(Set problem):
Take every line where the string "Which" appears and copy it.

▼▼▼

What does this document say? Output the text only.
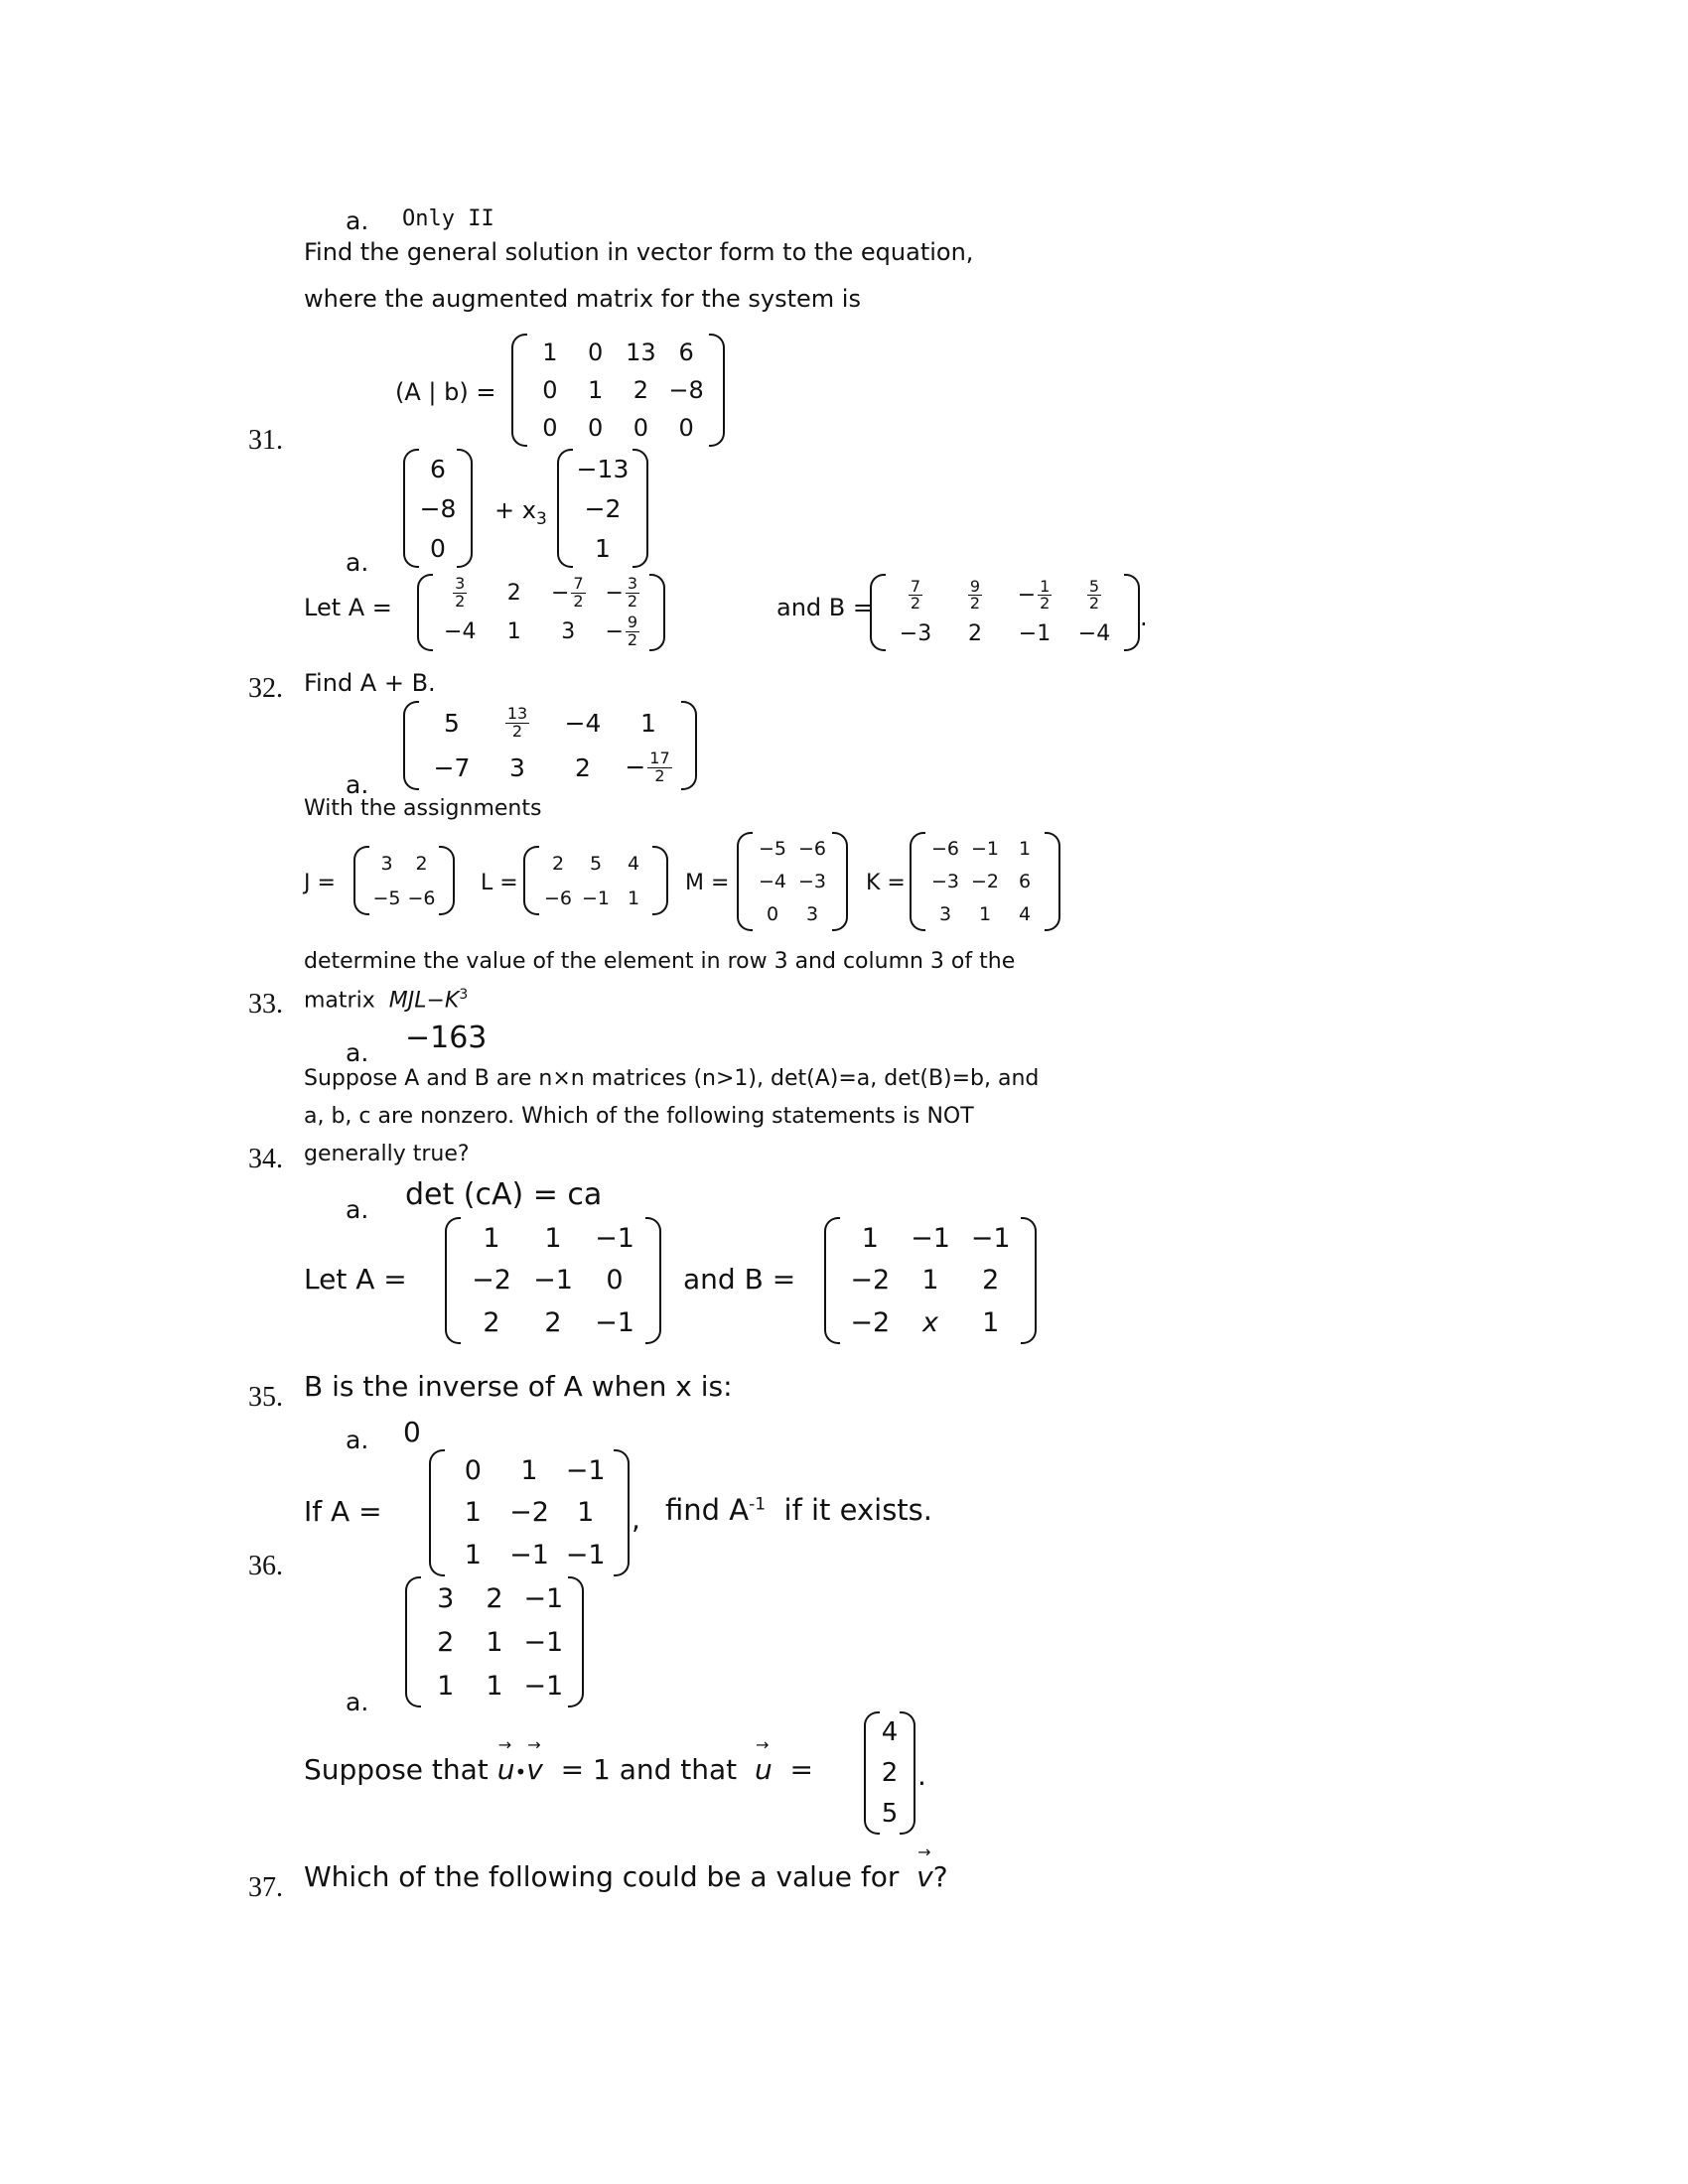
a. Only II
Find the general solution in vector form to the equation,
where the augmented matrix for the system is
(A | b) =
1 0 13 6
0 1 2 −8
0 0 0 0
31.
6
−8
0
+ $x_3$
−13
−2
1
a.
Let A =	$\frac{3}{2} 2 - \frac{7}{2} - \frac{3}{2}$
−4 1 $3 - \frac{9}{2}$
and $B = \frac{7}{2}$	$\frac{9}{2} - \frac{1}{2} \frac{5}{2}$
−3 2 −1 −4
.
32. Find A + B.
5	$\frac{13}{2} -4$ 1
−7 3 $2 - \frac{17}{2}$
a.
With the assignments
J =
3 2
−5 −6
L =
2 5 4
−6 −1 1
M =
−5 −6
−4 −3
0 3
K =
−6 −1 1
−3 −2 6
3 1 4
determine the value of the element in row 3 and column 3 of the
33. matrix $MJL-K^3$
a. −163
Suppose A and B are n×n matrices (n>1), det(A)=a, det(B)=b, and
a, b, c are nonzero. Which of the following statements is NOT
34. generally true?
a. det (cA) = ca
Let A =
1 1 −1
−2 −1 0
2 2 −1
and B =
1 −1 −1
−2 1 2
−2 x 1
35. B is the inverse of A when x is:
a. 0
If A =
0 1 −1
1 −2 1
1 −1 −1
, find $A^{-1}$ if it exists.
36.
3 2 −1
2 1 −1
1 1 −1
a.
Suppose that → u•→ v = 1 and that → u =
4
2
5
.
37. Which of the following could be a value for → v?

▲▲▲

(Response to this task):
a, b, c are nonzero. Which of the following statements is NOT
37. Which of the following could be a value for → v?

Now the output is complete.